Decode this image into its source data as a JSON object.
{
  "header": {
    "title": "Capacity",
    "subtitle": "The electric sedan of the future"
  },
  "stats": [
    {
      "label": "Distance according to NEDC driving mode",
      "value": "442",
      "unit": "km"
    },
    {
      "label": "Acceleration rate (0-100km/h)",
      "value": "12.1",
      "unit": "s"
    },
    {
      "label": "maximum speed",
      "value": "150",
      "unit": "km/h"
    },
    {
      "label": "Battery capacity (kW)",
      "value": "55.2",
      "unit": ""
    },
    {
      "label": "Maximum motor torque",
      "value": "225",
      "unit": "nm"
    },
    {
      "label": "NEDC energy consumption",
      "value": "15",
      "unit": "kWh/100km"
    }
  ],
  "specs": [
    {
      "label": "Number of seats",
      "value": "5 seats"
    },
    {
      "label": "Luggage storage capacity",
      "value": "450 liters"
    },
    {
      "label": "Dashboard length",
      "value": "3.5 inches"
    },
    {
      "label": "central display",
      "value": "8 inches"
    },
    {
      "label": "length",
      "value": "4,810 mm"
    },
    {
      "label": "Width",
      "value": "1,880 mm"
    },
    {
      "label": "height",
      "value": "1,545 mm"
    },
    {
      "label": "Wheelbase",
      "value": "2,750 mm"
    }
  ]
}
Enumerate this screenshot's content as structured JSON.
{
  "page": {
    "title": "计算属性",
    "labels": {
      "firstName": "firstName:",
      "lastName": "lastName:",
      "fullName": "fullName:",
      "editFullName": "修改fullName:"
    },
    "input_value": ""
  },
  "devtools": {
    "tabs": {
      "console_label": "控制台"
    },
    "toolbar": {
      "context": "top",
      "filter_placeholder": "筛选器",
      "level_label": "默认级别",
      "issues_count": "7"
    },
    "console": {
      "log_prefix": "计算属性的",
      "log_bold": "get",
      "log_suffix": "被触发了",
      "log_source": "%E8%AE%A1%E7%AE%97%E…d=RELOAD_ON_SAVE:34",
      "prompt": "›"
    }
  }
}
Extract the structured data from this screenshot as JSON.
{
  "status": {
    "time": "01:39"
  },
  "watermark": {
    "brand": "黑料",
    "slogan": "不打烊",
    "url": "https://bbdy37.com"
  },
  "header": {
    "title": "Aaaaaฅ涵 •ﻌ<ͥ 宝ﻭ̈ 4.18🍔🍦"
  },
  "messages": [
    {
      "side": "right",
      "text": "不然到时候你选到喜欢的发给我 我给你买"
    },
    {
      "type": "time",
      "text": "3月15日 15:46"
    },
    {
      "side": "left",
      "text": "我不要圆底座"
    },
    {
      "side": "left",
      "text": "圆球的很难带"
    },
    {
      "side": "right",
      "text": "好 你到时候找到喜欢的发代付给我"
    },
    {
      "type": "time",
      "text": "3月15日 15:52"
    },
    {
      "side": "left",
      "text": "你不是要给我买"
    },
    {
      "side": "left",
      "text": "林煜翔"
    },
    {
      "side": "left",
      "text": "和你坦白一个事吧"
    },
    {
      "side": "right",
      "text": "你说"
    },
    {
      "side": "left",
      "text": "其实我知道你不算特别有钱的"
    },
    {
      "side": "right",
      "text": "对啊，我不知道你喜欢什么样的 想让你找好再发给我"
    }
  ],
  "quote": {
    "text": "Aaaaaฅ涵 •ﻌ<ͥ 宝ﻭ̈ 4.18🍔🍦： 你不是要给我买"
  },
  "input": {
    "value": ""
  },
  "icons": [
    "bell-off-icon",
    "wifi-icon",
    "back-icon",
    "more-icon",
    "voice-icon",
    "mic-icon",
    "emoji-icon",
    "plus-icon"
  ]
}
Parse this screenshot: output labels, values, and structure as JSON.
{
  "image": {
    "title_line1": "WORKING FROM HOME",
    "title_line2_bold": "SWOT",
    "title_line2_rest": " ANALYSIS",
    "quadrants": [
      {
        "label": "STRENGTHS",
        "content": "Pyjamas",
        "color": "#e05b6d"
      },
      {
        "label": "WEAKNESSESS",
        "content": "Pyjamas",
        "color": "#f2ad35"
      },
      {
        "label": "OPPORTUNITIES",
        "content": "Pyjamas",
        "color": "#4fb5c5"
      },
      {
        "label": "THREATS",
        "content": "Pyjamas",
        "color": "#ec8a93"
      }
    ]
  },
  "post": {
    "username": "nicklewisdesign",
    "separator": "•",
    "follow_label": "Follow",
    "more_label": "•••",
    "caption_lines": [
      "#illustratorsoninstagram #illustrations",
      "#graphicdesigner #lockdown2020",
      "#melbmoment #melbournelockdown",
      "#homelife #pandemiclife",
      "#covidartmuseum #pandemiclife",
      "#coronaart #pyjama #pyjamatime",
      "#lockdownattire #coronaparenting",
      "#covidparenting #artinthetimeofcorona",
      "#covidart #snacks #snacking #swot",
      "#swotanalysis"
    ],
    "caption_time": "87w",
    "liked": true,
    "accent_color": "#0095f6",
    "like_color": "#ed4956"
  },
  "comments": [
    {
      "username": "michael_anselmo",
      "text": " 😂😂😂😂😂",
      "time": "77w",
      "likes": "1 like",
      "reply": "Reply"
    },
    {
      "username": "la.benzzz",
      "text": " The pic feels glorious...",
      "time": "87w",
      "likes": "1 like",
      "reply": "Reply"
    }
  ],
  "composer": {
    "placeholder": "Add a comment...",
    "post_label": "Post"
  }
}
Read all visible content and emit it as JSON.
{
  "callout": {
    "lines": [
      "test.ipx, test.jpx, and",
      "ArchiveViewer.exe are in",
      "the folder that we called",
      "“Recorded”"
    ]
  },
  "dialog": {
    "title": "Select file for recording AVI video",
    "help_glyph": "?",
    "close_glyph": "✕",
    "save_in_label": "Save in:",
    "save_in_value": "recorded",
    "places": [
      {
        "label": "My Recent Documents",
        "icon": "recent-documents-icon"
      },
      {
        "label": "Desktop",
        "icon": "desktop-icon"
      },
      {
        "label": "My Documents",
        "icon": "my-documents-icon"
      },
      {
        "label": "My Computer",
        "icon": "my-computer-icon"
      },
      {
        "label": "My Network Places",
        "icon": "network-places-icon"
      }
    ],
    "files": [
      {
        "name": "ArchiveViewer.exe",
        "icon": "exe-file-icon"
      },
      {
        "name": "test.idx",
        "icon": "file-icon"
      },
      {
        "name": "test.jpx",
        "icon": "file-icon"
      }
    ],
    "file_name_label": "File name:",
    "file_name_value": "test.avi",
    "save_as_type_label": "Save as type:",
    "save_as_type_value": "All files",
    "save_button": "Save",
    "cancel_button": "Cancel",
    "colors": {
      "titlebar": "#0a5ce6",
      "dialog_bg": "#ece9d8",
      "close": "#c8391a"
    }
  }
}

Exercise objective
In the listing above, find the line with "Read all visible content and emit it as JSON." and set down that line and all after it exactly, through the final line.

Response
Read all visible content and emit it as JSON.
{
  "callout": {
    "lines": [
      "test.ipx, test.jpx, and",
      "ArchiveViewer.exe are in",
      "the folder that we called",
      "“Recorded”"
    ]
  },
  "dialog": {
    "title": "Select file for recording AVI video",
    "help_glyph": "?",
    "close_glyph": "✕",
    "save_in_label": "Save in:",
    "save_in_value": "recorded",
    "places": [
      {
        "label": "My Recent Documents",
        "icon": "recent-documents-icon"
      },
      {
        "label": "Desktop",
        "icon": "desktop-icon"
      },
      {
        "label": "My Documents",
        "icon": "my-documents-icon"
      },
      {
        "label": "My Computer",
        "icon": "my-computer-icon"
      },
      {
        "label": "My Network Places",
        "icon": "network-places-icon"
      }
    ],
    "files": [
      {
        "name": "ArchiveViewer.exe",
        "icon": "exe-file-icon"
      },
      {
        "name": "test.idx",
        "icon": "file-icon"
      },
      {
        "name": "test.jpx",
        "icon": "file-icon"
      }
    ],
    "file_name_label": "File name:",
    "file_name_value": "test.avi",
    "save_as_type_label": "Save as type:",
    "save_as_type_value": "All files",
    "save_button": "Save",
    "cancel_button": "Cancel",
    "colors": {
      "titlebar": "#0a5ce6",
      "dialog_bg": "#ece9d8",
      "close": "#c8391a"
    }
  }
}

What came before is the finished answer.